• _PROVIDED MATERIAL_
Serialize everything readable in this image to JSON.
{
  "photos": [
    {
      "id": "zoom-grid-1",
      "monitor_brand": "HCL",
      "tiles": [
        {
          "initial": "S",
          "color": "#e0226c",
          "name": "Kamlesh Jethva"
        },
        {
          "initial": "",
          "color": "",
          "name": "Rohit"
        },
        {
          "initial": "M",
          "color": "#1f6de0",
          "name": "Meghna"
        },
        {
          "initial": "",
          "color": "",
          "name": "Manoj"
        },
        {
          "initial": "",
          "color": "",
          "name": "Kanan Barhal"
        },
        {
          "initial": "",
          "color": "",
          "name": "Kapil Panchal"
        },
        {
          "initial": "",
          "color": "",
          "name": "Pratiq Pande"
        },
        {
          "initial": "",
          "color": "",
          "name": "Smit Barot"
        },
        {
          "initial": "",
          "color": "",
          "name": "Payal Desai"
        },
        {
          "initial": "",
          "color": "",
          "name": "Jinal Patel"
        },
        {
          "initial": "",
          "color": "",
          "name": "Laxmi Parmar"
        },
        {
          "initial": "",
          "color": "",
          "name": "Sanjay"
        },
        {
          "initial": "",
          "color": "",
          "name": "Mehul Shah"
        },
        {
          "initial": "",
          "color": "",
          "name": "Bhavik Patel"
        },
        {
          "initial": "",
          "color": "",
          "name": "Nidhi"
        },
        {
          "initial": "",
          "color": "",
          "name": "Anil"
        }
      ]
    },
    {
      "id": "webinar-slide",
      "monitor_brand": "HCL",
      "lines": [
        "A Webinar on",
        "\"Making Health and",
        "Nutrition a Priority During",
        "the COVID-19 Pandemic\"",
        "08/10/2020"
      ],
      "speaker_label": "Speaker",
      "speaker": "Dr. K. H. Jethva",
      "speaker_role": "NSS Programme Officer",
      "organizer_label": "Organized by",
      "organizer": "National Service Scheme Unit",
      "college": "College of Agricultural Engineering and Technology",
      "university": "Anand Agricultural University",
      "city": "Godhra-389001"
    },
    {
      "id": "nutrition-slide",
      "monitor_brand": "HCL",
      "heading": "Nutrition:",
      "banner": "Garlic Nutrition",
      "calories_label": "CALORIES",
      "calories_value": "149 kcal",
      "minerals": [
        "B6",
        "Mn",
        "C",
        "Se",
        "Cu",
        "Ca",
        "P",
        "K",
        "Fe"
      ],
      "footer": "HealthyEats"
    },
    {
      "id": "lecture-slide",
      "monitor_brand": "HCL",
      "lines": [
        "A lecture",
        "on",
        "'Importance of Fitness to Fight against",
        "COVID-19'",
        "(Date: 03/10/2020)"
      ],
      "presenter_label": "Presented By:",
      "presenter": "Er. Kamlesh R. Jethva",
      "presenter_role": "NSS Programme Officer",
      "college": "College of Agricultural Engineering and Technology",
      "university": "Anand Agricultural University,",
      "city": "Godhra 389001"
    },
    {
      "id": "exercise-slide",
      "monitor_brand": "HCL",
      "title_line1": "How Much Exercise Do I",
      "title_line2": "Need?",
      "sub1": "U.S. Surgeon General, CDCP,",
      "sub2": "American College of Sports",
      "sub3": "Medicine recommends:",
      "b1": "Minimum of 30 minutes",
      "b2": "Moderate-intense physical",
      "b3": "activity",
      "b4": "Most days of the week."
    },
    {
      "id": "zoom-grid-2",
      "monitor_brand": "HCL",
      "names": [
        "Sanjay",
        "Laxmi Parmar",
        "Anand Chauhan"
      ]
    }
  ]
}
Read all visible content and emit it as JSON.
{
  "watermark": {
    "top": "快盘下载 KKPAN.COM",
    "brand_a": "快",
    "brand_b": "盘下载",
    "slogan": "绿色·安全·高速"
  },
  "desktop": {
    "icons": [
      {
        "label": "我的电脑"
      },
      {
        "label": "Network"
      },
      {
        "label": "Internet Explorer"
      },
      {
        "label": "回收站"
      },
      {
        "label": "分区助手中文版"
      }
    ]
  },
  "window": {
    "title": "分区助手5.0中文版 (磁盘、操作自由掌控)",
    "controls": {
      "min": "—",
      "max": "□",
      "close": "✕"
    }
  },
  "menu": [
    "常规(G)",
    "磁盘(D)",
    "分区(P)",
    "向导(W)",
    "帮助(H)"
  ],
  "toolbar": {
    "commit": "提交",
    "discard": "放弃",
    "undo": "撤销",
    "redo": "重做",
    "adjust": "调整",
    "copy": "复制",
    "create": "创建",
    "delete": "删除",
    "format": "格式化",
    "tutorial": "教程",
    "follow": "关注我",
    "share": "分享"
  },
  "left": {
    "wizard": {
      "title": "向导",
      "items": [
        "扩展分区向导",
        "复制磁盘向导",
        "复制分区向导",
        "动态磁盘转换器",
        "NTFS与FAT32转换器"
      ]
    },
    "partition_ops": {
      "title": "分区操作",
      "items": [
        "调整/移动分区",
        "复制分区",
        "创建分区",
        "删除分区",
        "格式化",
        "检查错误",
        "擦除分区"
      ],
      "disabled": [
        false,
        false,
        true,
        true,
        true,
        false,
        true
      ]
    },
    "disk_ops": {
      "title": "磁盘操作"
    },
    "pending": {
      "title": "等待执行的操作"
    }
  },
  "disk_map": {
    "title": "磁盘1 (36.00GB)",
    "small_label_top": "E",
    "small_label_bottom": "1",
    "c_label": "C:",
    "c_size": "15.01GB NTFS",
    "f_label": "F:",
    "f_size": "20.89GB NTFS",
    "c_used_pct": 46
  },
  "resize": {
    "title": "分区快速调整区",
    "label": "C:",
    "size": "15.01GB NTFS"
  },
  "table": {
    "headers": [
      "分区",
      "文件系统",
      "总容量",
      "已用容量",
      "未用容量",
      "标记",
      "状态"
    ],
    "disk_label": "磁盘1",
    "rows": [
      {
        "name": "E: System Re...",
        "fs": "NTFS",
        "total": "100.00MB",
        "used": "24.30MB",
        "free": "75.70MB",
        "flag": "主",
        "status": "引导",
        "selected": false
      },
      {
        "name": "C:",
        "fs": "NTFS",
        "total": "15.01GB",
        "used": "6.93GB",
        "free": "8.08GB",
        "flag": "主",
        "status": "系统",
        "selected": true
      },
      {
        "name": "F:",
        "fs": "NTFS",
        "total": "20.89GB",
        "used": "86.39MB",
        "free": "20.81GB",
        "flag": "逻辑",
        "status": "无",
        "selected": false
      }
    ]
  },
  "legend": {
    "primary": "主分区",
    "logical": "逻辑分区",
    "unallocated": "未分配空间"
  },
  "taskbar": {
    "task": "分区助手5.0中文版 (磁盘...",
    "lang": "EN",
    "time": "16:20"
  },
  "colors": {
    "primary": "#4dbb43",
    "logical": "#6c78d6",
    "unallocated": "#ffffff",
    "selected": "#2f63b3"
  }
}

• _PROBLEM TO SOLVE_
Each line of the material should be echoed exactly.

• _WORKED ANSWER_
Serialize everything readable in this image to JSON.
{
  "photos": [
    {
      "id": "zoom-grid-1",
      "monitor_brand": "HCL",
      "tiles": [
        {
          "initial": "S",
          "color": "#e0226c",
          "name": "Kamlesh Jethva"
        },
        {
          "initial": "",
          "color": "",
          "name": "Rohit"
        },
        {
          "initial": "M",
          "color": "#1f6de0",
          "name": "Meghna"
        },
        {
          "initial": "",
          "color": "",
          "name": "Manoj"
        },
        {
          "initial": "",
          "color": "",
          "name": "Kanan Barhal"
        },
        {
          "initial": "",
          "color": "",
          "name": "Kapil Panchal"
        },
        {
          "initial": "",
          "color": "",
          "name": "Pratiq Pande"
        },
        {
          "initial": "",
          "color": "",
          "name": "Smit Barot"
        },
        {
          "initial": "",
          "color": "",
          "name": "Payal Desai"
        },
        {
          "initial": "",
          "color": "",
          "name": "Jinal Patel"
        },
        {
          "initial": "",
          "color": "",
          "name": "Laxmi Parmar"
        },
        {
          "initial": "",
          "color": "",
          "name": "Sanjay"
        },
        {
          "initial": "",
          "color": "",
          "name": "Mehul Shah"
        },
        {
          "initial": "",
          "color": "",
          "name": "Bhavik Patel"
        },
        {
          "initial": "",
          "color": "",
          "name": "Nidhi"
        },
        {
          "initial": "",
          "color": "",
          "name": "Anil"
        }
      ]
    },
    {
      "id": "webinar-slide",
      "monitor_brand": "HCL",
      "lines": [
        "A Webinar on",
        "\"Making Health and",
        "Nutrition a Priority During",
        "the COVID-19 Pandemic\"",
        "08/10/2020"
      ],
      "speaker_label": "Speaker",
      "speaker": "Dr. K. H. Jethva",
      "speaker_role": "NSS Programme Officer",
      "organizer_label": "Organized by",
      "organizer": "National Service Scheme Unit",
      "college": "College of Agricultural Engineering and Technology",
      "university": "Anand Agricultural University",
      "city": "Godhra-389001"
    },
    {
      "id": "nutrition-slide",
      "monitor_brand": "HCL",
      "heading": "Nutrition:",
      "banner": "Garlic Nutrition",
      "calories_label": "CALORIES",
      "calories_value": "149 kcal",
      "minerals": [
        "B6",
        "Mn",
        "C",
        "Se",
        "Cu",
        "Ca",
        "P",
        "K",
        "Fe"
      ],
      "footer": "HealthyEats"
    },
    {
      "id": "lecture-slide",
      "monitor_brand": "HCL",
      "lines": [
        "A lecture",
        "on",
        "'Importance of Fitness to Fight against",
        "COVID-19'",
        "(Date: 03/10/2020)"
      ],
      "presenter_label": "Presented By:",
      "presenter": "Er. Kamlesh R. Jethva",
      "presenter_role": "NSS Programme Officer",
      "college": "College of Agricultural Engineering and Technology",
      "university": "Anand Agricultural University,",
      "city": "Godhra 389001"
    },
    {
      "id": "exercise-slide",
      "monitor_brand": "HCL",
      "title_line1": "How Much Exercise Do I",
      "title_line2": "Need?",
      "sub1": "U.S. Surgeon General, CDCP,",
      "sub2": "American College of Sports",
      "sub3": "Medicine recommends:",
      "b1": "Minimum of 30 minutes",
      "b2": "Moderate-intense physical",
      "b3": "activity",
      "b4": "Most days of the week."
    },
    {
      "id": "zoom-grid-2",
      "monitor_brand": "HCL",
      "names": [
        "Sanjay",
        "Laxmi Parmar",
        "Anand Chauhan"
      ]
    }
  ]
}
Read all visible content and emit it as JSON.
{
  "watermark": {
    "top": "快盘下载 KKPAN.COM",
    "brand_a": "快",
    "brand_b": "盘下载",
    "slogan": "绿色·安全·高速"
  },
  "desktop": {
    "icons": [
      {
        "label": "我的电脑"
      },
      {
        "label": "Network"
      },
      {
        "label": "Internet Explorer"
      },
      {
        "label": "回收站"
      },
      {
        "label": "分区助手中文版"
      }
    ]
  },
  "window": {
    "title": "分区助手5.0中文版 (磁盘、操作自由掌控)",
    "controls": {
      "min": "—",
      "max": "□",
      "close": "✕"
    }
  },
  "menu": [
    "常规(G)",
    "磁盘(D)",
    "分区(P)",
    "向导(W)",
    "帮助(H)"
  ],
  "toolbar": {
    "commit": "提交",
    "discard": "放弃",
    "undo": "撤销",
    "redo": "重做",
    "adjust": "调整",
    "copy": "复制",
    "create": "创建",
    "delete": "删除",
    "format": "格式化",
    "tutorial": "教程",
    "follow": "关注我",
    "share": "分享"
  },
  "left": {
    "wizard": {
      "title": "向导",
      "items": [
        "扩展分区向导",
        "复制磁盘向导",
        "复制分区向导",
        "动态磁盘转换器",
        "NTFS与FAT32转换器"
      ]
    },
    "partition_ops": {
      "title": "分区操作",
      "items": [
        "调整/移动分区",
        "复制分区",
        "创建分区",
        "删除分区",
        "格式化",
        "检查错误",
        "擦除分区"
      ],
      "disabled": [
        false,
        false,
        true,
        true,
        true,
        false,
        true
      ]
    },
    "disk_ops": {
      "title": "磁盘操作"
    },
    "pending": {
      "title": "等待执行的操作"
    }
  },
  "disk_map": {
    "title": "磁盘1 (36.00GB)",
    "small_label_top": "E",
    "small_label_bottom": "1",
    "c_label": "C:",
    "c_size": "15.01GB NTFS",
    "f_label": "F:",
    "f_size": "20.89GB NTFS",
    "c_used_pct": 46
  },
  "resize": {
    "title": "分区快速调整区",
    "label": "C:",
    "size": "15.01GB NTFS"
  },
  "table": {
    "headers": [
      "分区",
      "文件系统",
      "总容量",
      "已用容量",
      "未用容量",
      "标记",
      "状态"
    ],
    "disk_label": "磁盘1",
    "rows": [
      {
        "name": "E: System Re...",
        "fs": "NTFS",
        "total": "100.00MB",
        "used": "24.30MB",
        "free": "75.70MB",
        "flag": "主",
        "status": "引导",
        "selected": false
      },
      {
        "name": "C:",
        "fs": "NTFS",
        "total": "15.01GB",
        "used": "6.93GB",
        "free": "8.08GB",
        "flag": "主",
        "status": "系统",
        "selected": true
      },
      {
        "name": "F:",
        "fs": "NTFS",
        "total": "20.89GB",
        "used": "86.39MB",
        "free": "20.81GB",
        "flag": "逻辑",
        "status": "无",
        "selected": false
      }
    ]
  },
  "legend": {
    "primary": "主分区",
    "logical": "逻辑分区",
    "unallocated": "未分配空间"
  },
  "taskbar": {
    "task": "分区助手5.0中文版 (磁盘...",
    "lang": "EN",
    "time": "16:20"
  },
  "colors": {
    "primary": "#4dbb43",
    "logical": "#6c78d6",
    "unallocated": "#ffffff",
    "selected": "#2f63b3"
  }
}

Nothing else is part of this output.